WHAT YOU SHOULD DO >> Work out the number of lines with the word "Traders" in the material below, then reply with that number only.

DATA TO PROCESS >>
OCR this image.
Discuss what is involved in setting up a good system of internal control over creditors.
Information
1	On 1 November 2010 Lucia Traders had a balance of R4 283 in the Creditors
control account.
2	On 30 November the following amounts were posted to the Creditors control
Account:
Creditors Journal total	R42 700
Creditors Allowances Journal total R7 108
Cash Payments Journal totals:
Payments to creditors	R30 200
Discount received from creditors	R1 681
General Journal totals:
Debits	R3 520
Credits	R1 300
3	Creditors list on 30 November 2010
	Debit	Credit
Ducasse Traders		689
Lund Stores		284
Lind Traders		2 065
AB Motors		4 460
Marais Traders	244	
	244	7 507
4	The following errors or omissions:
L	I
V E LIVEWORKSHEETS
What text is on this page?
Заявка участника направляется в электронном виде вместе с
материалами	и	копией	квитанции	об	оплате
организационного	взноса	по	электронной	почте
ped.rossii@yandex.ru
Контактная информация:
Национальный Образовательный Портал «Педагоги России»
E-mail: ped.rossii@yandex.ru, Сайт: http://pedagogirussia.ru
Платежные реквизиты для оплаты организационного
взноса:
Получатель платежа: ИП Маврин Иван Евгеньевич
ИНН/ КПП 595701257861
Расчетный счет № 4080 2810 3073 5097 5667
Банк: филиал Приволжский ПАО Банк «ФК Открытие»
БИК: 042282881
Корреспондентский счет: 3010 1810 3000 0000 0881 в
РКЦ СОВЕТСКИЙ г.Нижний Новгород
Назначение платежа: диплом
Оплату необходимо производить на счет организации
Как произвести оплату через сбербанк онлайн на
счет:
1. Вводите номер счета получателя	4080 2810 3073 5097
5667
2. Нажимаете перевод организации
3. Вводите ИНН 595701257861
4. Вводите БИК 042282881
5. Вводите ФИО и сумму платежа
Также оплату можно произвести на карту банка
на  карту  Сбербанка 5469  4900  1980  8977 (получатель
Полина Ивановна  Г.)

COMPLETE ANSWER >> 4